[THE PROBLEM] Wherever a line holds the word "或对相应习题的解答情况进行评价", copy that line out.

[RECORDS FOR THE TASK]
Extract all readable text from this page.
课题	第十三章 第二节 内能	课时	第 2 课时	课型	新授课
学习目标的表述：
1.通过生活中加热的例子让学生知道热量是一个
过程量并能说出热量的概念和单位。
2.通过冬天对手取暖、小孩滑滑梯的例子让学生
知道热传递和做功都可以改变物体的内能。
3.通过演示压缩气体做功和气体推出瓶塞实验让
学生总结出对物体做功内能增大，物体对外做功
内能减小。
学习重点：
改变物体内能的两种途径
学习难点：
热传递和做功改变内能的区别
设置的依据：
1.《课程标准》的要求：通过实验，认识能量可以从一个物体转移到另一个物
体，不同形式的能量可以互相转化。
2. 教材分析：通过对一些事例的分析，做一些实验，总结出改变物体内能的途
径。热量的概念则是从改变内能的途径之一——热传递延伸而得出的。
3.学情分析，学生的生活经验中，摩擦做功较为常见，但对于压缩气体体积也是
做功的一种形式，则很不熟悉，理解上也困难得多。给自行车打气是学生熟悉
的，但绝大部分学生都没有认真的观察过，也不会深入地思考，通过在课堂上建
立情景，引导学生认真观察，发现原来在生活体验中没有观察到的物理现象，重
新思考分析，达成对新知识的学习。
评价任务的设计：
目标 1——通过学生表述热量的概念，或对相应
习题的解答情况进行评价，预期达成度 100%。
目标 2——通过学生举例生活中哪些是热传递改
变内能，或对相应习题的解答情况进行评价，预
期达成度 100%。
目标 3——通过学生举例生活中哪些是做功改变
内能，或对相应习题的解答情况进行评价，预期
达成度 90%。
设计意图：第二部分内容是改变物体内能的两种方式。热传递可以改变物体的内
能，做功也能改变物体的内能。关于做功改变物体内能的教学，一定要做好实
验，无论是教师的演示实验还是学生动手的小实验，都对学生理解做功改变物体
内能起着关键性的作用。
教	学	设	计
--
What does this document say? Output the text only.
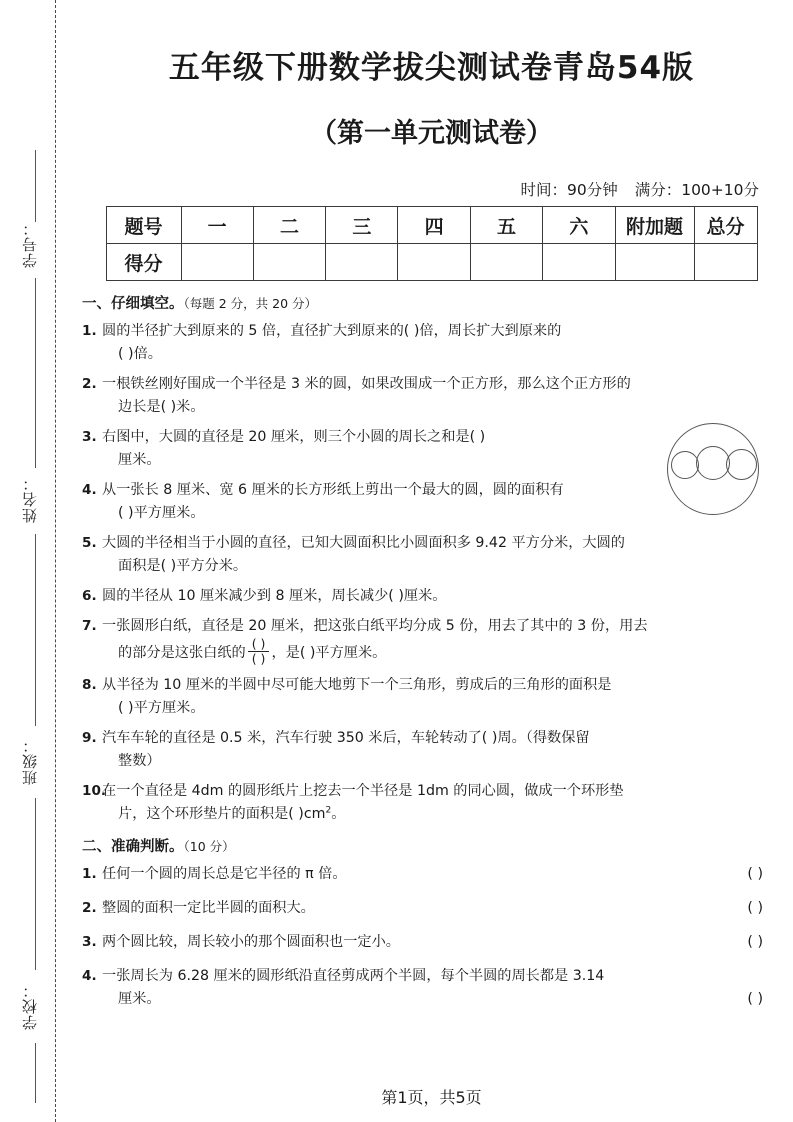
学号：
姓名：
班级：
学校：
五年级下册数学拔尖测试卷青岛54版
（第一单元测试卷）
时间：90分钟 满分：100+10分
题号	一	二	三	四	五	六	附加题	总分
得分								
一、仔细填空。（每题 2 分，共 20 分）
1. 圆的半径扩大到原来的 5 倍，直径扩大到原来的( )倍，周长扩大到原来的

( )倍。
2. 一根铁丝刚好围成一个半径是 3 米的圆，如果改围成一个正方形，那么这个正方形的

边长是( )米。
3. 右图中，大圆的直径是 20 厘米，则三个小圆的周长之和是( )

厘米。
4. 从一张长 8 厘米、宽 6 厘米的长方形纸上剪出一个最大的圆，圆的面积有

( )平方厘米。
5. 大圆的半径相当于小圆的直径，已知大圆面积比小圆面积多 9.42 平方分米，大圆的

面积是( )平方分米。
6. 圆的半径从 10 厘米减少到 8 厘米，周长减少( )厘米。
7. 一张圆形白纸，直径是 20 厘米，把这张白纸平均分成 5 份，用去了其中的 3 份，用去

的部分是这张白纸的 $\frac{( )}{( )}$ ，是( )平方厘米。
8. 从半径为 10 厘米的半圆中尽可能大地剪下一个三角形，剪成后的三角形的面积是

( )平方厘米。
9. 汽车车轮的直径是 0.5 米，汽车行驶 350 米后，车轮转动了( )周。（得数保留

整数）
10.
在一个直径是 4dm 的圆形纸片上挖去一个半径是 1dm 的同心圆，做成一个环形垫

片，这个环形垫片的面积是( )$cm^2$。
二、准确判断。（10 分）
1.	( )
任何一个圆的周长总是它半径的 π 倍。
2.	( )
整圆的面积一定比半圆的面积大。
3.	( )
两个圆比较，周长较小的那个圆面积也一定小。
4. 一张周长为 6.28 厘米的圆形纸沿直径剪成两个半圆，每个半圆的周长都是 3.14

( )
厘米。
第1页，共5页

[RESULT FOR THIS EXERCISE]
变内能，或对相应习题的解答情况进行评价，预
内能，或对相应习题的解答情况进行评价，预期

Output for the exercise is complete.